## [Given instruction]
Can you retype every one of the lines below with no changes, omitting the pictures?

[Items listed in a dataset]
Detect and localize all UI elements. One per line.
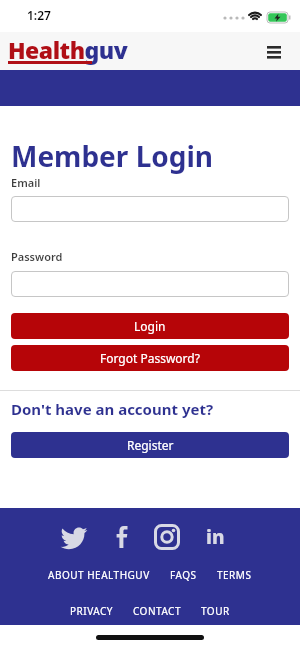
staticText: 1:27 <box>27 7 51 23</box>
staticText: ABOUT HEALTHGUV <box>48 568 150 582</box>
staticText: TERMS <box>217 568 252 582</box>
staticText: Member Login <box>11 137 214 175</box>
button[interactable]: Healthguv <box>8 34 128 68</box>
staticText: Login <box>134 318 166 334</box>
staticText: PRIVACY <box>70 604 113 618</box>
staticText: TOUR <box>201 604 230 618</box>
button[interactable]: TOUR <box>201 604 230 618</box>
button[interactable]: FAQS <box>170 568 197 582</box>
button[interactable]: CONTACT <box>133 604 181 618</box>
button[interactable]: Register <box>11 432 289 458</box>
button[interactable] <box>113 526 135 548</box>
button[interactable] <box>264 41 284 61</box>
button[interactable] <box>11 196 289 222</box>
button[interactable] <box>154 524 180 550</box>
staticText: CONTACT <box>133 604 181 618</box>
staticText: Email <box>11 175 41 190</box>
button[interactable] <box>11 271 289 297</box>
staticText: Register <box>127 437 174 453</box>
button[interactable]: in <box>202 524 228 550</box>
button[interactable]: TERMS <box>217 568 252 582</box>
staticText: Don't have an account yet? <box>11 399 214 419</box>
staticText: Healthguv <box>8 34 128 65</box>
button[interactable]: PRIVACY <box>70 604 113 618</box>
staticText: in <box>206 524 225 550</box>
staticText: Password <box>11 249 63 264</box>
button[interactable]: Login <box>11 313 289 339</box>
staticText: Forgot Password? <box>100 350 200 366</box>
button[interactable] <box>59 524 89 550</box>
button[interactable]: ABOUT HEALTHGUV <box>48 568 150 582</box>
button[interactable]: Forgot Password? <box>11 345 289 371</box>
staticText: FAQS <box>170 568 197 582</box>
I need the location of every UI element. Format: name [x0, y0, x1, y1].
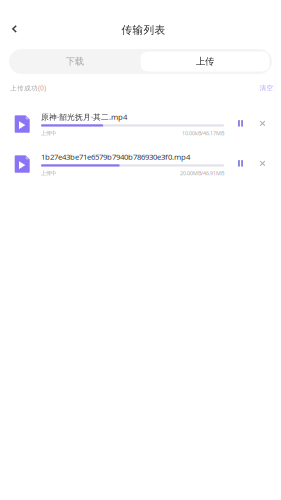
- staticText: 上传成功(0): [10, 84, 46, 92]
- staticText: 传输列表: [122, 24, 166, 37]
- staticText: 原神·韶光抚月·其二.mp4: [41, 112, 127, 122]
- staticText: 上传中: [41, 170, 56, 176]
- button[interactable]: 清空: [260, 84, 274, 92]
- button[interactable]: Cancel: [252, 150, 274, 176]
- button[interactable]: Pause: [230, 150, 252, 176]
- staticText: 10.00kB/46.17MB: [182, 130, 224, 137]
- staticText: 上传中: [41, 130, 56, 136]
- staticText: 1b27e43be71e6579b7940b786930e3f0.mp4: [41, 152, 190, 162]
- button[interactable]: 下载: [9, 49, 140, 74]
- staticText: 20.00MB/46.91MB: [180, 170, 224, 177]
- button[interactable]: Cancel: [252, 110, 274, 136]
- staticText: 下载: [66, 56, 84, 67]
- button[interactable]: Back: [4, 18, 26, 40]
- button[interactable]: Pause: [230, 110, 252, 136]
- staticText: 清空: [260, 84, 274, 92]
- staticText: 上传: [196, 56, 214, 67]
- button[interactable]: 上传: [140, 49, 272, 74]
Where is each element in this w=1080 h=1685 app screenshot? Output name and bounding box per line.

## [Exercise result]
Detect and localize all UI elements. One per line.
staticText: 1:27 <box>27 7 51 23</box>
staticText: ABOUT HEALTHGUV <box>48 568 150 582</box>
staticText: TERMS <box>217 568 252 582</box>
staticText: Member Login <box>11 137 214 175</box>
button[interactable]: Healthguv <box>8 34 128 68</box>
staticText: Login <box>134 318 166 334</box>
staticText: PRIVACY <box>70 604 113 618</box>
staticText: TOUR <box>201 604 230 618</box>
button[interactable]: TOUR <box>201 604 230 618</box>
button[interactable]: FAQS <box>170 568 197 582</box>
button[interactable]: CONTACT <box>133 604 181 618</box>
button[interactable]: Register <box>11 432 289 458</box>
button[interactable] <box>113 526 135 548</box>
button[interactable] <box>264 41 284 61</box>
button[interactable] <box>11 196 289 222</box>
button[interactable] <box>154 524 180 550</box>
staticText: CONTACT <box>133 604 181 618</box>
staticText: Email <box>11 175 41 190</box>
button[interactable] <box>11 271 289 297</box>
staticText: Register <box>127 437 174 453</box>
button[interactable]: in <box>202 524 228 550</box>
button[interactable]: TERMS <box>217 568 252 582</box>
staticText: Don't have an account yet? <box>11 399 214 419</box>
staticText: Healthguv <box>8 34 128 65</box>
button[interactable]: PRIVACY <box>70 604 113 618</box>
staticText: in <box>206 524 225 550</box>
staticText: Password <box>11 249 63 264</box>
button[interactable]: Login <box>11 313 289 339</box>
staticText: Forgot Password? <box>100 350 200 366</box>
button[interactable] <box>59 524 89 550</box>
button[interactable]: ABOUT HEALTHGUV <box>48 568 150 582</box>
button[interactable]: Forgot Password? <box>11 345 289 371</box>
staticText: FAQS <box>170 568 197 582</box>
I need the location of every UI element. Format: name [x0, y0, x1, y1].
- staticText: 上传成功(0): [10, 84, 46, 92]
- staticText: 传输列表: [122, 24, 166, 37]
- staticText: 原神·韶光抚月·其二.mp4: [41, 112, 127, 122]
- staticText: 上传中: [41, 170, 56, 176]
- button[interactable]: 清空: [260, 84, 274, 92]
- button[interactable]: Cancel: [252, 150, 274, 176]
- button[interactable]: Pause: [230, 150, 252, 176]
- staticText: 10.00kB/46.17MB: [182, 130, 224, 137]
- staticText: 上传中: [41, 130, 56, 136]
- staticText: 1b27e43be71e6579b7940b786930e3f0.mp4: [41, 152, 190, 162]
- button[interactable]: 下载: [9, 49, 140, 74]
- staticText: 20.00MB/46.91MB: [180, 170, 224, 177]
- button[interactable]: Cancel: [252, 110, 274, 136]
- staticText: 下载: [66, 56, 84, 67]
- button[interactable]: Back: [4, 18, 26, 40]
- button[interactable]: Pause: [230, 110, 252, 136]
- staticText: 清空: [260, 84, 274, 92]
- staticText: 上传: [196, 56, 214, 67]
- button[interactable]: 上传: [140, 49, 272, 74]
Where is each element in this w=1080 h=1685 app screenshot? Output name and bounding box per line.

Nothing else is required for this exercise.